■ Exercise aim
Extract, from the listing that follows, each line containing the word "xlabel".

Dataset entries
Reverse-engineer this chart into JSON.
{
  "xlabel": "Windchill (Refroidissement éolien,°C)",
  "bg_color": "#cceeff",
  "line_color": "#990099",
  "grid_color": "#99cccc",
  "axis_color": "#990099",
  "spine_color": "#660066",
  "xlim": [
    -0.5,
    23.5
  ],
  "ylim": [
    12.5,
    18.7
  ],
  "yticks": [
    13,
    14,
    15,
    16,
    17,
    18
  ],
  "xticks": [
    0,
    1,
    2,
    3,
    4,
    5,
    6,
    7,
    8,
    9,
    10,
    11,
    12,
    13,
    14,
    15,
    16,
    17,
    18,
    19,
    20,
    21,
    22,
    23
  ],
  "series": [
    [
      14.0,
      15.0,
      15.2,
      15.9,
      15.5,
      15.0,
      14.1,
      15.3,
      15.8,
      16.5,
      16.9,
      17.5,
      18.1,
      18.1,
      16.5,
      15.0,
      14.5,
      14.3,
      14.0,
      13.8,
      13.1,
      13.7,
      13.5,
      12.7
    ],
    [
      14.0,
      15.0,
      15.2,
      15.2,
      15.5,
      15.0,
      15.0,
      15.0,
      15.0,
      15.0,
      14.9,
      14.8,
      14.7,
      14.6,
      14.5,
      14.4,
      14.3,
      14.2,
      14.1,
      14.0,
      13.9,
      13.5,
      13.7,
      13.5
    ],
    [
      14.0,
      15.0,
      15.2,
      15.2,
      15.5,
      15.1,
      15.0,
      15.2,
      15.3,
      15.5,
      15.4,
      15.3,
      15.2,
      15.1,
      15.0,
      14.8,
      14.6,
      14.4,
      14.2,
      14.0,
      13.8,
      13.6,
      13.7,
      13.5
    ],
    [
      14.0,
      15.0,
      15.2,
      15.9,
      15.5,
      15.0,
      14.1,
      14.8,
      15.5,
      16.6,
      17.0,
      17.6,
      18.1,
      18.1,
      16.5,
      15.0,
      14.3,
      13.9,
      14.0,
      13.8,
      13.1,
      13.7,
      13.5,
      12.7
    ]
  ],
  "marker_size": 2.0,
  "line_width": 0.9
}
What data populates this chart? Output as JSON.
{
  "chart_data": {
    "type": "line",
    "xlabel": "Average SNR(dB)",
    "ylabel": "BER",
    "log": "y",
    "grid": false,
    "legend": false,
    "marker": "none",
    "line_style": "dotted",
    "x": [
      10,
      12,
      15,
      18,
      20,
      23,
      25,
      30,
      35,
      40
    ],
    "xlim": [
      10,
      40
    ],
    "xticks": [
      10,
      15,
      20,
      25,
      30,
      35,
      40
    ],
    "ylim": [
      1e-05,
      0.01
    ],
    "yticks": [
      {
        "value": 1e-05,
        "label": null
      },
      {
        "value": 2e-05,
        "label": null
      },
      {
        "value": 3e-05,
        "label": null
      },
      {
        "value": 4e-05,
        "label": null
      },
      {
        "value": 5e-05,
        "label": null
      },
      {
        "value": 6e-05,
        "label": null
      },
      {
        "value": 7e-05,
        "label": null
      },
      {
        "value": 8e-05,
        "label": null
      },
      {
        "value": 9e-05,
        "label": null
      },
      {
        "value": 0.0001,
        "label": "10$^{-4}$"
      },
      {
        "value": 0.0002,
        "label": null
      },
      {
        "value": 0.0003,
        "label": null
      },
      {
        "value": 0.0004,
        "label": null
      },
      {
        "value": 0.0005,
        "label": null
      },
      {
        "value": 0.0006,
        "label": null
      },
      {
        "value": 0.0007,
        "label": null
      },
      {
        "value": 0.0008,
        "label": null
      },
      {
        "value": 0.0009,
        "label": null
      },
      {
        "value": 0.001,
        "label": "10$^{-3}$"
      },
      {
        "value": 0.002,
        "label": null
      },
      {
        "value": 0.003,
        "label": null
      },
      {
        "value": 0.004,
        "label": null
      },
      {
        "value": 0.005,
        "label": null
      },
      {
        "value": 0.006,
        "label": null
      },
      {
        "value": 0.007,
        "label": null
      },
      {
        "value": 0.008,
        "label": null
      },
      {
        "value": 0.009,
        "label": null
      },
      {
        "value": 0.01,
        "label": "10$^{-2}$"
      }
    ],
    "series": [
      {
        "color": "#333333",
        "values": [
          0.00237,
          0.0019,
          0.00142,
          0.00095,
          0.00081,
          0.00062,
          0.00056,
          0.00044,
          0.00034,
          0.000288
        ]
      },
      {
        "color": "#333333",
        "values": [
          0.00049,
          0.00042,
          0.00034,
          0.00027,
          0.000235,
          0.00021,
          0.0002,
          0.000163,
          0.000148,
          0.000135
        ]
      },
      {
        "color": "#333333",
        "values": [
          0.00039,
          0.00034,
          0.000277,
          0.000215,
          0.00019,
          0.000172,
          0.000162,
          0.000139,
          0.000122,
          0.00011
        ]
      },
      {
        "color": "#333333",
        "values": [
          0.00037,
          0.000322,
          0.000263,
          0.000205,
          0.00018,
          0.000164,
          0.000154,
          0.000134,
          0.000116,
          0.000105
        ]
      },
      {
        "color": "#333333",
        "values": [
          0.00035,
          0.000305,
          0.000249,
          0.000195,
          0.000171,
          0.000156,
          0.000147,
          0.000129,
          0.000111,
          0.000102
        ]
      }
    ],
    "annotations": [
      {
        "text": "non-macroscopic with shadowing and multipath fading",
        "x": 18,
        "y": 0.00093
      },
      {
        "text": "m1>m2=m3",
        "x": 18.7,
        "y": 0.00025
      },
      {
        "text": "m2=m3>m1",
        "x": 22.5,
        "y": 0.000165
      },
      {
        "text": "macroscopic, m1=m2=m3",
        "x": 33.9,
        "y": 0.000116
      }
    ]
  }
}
==
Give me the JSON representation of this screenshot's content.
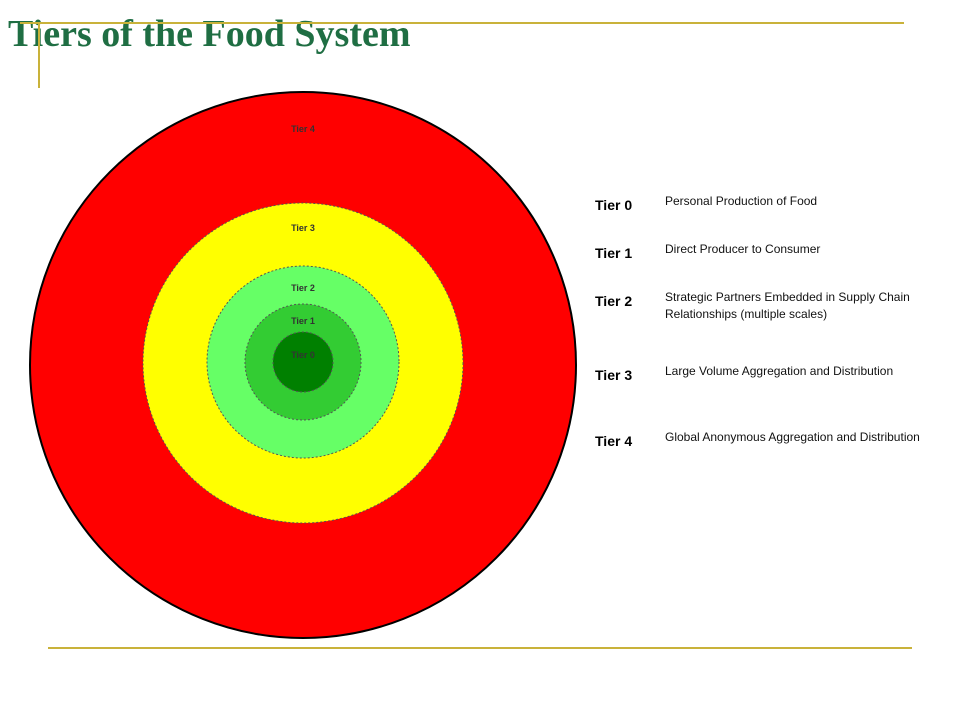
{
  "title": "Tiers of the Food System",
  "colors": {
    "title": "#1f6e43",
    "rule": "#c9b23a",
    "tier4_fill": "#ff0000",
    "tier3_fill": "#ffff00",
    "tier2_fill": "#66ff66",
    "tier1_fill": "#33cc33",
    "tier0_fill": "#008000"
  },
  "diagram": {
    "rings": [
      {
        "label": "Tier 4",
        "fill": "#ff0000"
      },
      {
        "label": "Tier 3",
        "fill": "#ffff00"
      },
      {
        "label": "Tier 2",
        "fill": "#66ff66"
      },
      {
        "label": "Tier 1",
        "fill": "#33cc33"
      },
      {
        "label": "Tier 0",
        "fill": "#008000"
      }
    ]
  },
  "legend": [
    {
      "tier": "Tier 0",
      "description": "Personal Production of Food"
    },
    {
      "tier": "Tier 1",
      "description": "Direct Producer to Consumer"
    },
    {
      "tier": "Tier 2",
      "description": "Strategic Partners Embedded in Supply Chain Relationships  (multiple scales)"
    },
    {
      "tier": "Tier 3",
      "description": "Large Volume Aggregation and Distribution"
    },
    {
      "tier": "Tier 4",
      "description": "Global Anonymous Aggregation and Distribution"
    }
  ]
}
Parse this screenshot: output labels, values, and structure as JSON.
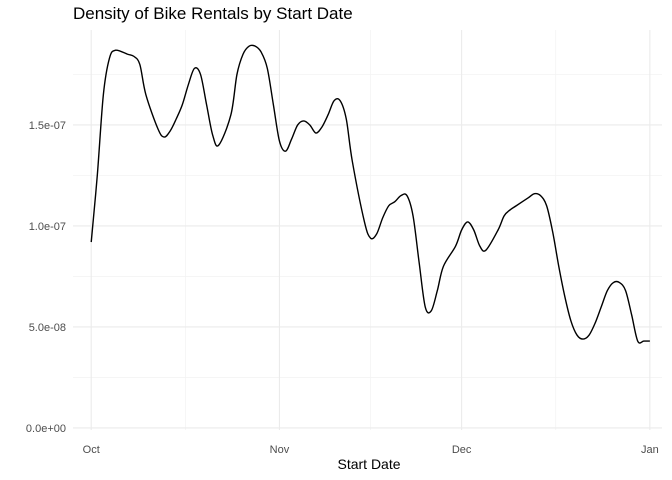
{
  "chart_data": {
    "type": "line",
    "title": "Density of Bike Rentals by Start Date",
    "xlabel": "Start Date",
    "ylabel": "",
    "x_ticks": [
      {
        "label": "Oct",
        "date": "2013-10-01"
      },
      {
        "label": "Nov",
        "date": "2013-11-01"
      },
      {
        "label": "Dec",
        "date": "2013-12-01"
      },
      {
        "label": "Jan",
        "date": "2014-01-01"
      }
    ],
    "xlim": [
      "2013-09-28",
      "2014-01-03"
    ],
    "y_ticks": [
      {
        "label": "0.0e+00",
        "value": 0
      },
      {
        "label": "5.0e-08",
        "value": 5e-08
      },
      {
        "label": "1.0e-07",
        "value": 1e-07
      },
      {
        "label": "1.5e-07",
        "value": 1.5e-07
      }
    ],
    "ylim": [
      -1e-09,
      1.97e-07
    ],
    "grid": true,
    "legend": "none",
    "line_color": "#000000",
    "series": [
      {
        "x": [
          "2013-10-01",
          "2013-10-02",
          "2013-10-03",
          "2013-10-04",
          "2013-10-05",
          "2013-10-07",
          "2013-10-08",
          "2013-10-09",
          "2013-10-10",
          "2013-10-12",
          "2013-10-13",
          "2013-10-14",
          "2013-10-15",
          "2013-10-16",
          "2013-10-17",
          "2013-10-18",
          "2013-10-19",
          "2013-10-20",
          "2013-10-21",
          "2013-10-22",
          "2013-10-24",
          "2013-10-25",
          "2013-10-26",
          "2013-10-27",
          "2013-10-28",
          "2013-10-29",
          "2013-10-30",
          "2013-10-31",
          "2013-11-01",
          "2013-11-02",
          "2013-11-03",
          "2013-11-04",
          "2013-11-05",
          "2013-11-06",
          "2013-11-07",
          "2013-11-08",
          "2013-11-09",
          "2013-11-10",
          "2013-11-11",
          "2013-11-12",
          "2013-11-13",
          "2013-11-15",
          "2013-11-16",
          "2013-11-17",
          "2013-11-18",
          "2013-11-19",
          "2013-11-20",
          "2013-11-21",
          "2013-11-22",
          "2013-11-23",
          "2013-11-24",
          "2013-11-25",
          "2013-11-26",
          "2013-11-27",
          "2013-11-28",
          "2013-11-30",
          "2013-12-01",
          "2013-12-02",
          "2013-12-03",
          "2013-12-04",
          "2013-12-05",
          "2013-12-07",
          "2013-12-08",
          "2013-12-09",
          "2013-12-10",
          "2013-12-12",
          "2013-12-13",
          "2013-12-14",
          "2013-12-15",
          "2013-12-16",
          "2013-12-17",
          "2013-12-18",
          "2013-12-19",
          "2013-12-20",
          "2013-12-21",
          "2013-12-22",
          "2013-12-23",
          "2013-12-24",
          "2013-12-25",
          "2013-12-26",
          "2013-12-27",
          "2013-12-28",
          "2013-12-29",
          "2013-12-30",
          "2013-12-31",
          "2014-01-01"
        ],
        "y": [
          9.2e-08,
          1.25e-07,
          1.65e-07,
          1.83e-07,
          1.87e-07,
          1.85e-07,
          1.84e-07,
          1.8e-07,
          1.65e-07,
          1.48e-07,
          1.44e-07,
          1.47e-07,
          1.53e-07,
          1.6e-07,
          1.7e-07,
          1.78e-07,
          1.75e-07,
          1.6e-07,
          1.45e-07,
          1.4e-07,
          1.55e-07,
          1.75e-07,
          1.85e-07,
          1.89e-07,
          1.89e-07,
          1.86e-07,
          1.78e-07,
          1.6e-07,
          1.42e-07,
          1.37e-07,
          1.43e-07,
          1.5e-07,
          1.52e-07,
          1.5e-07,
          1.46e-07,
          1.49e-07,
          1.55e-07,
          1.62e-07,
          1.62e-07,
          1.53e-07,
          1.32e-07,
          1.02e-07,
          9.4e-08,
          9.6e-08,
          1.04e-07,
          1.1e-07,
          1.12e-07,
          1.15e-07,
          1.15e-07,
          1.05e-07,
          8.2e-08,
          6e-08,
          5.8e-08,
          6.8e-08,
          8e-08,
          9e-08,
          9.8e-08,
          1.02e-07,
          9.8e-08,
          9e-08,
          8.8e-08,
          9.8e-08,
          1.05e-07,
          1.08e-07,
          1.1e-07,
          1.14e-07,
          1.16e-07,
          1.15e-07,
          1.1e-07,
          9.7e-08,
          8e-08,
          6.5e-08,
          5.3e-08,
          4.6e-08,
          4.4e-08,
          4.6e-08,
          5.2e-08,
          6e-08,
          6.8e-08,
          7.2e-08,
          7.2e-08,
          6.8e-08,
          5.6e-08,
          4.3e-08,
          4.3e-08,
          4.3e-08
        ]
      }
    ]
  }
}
==
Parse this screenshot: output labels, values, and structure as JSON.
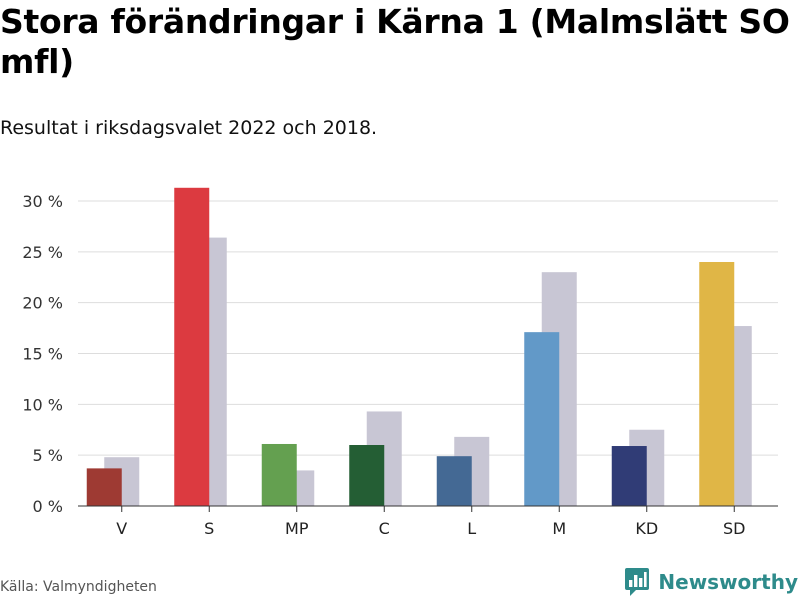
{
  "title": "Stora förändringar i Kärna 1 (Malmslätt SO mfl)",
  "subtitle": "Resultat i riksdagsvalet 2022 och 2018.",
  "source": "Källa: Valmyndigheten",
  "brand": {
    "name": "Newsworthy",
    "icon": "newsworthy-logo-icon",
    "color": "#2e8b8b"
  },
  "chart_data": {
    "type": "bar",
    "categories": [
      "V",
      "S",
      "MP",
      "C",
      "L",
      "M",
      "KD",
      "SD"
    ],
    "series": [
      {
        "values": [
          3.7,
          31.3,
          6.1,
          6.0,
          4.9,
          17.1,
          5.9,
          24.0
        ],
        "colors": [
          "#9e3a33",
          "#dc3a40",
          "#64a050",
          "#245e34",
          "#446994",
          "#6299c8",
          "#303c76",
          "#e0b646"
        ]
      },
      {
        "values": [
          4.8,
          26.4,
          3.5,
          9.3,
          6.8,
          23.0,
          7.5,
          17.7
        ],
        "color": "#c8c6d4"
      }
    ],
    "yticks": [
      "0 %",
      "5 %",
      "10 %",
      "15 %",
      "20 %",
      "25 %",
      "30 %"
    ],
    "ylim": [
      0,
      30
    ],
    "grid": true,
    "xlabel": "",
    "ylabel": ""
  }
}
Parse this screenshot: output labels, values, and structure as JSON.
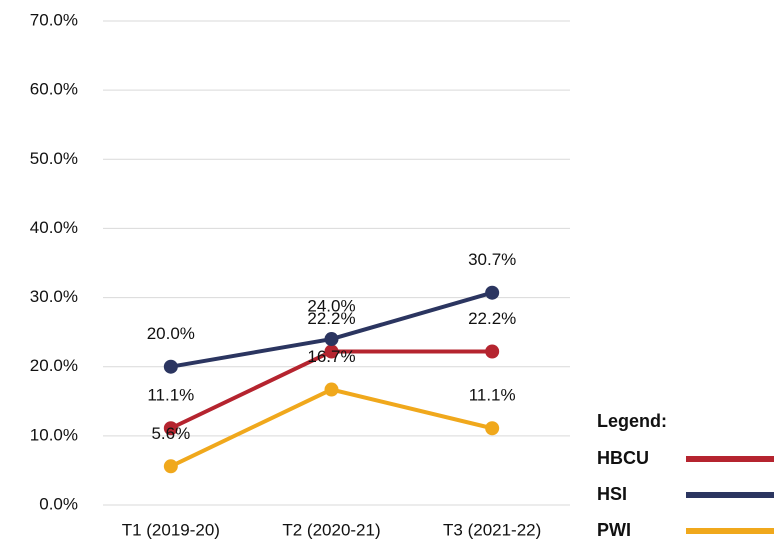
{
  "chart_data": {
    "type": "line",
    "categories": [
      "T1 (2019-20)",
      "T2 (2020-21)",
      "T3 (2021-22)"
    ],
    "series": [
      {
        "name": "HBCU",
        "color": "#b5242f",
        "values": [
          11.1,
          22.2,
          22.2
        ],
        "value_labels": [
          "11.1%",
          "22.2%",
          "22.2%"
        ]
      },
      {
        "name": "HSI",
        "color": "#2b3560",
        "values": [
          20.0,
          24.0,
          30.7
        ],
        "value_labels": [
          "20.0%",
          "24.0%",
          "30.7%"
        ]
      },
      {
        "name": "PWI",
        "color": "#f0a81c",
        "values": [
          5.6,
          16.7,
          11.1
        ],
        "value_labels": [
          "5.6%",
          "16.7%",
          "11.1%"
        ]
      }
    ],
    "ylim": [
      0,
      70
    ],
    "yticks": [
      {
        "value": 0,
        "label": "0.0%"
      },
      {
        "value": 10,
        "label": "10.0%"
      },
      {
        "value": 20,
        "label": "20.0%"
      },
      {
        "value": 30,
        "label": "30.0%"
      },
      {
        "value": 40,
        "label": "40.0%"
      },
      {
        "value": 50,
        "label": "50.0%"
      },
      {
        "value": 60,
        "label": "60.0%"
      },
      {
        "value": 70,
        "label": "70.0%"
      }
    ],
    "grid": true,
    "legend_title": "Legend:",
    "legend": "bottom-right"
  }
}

■ Task output
  "xlabel": "Windchill (Refroidissement éolien,°C)",
    "xlabel": "Average SNR(dB)",
    "xlabel": "Start Date",
    "xlabel": "",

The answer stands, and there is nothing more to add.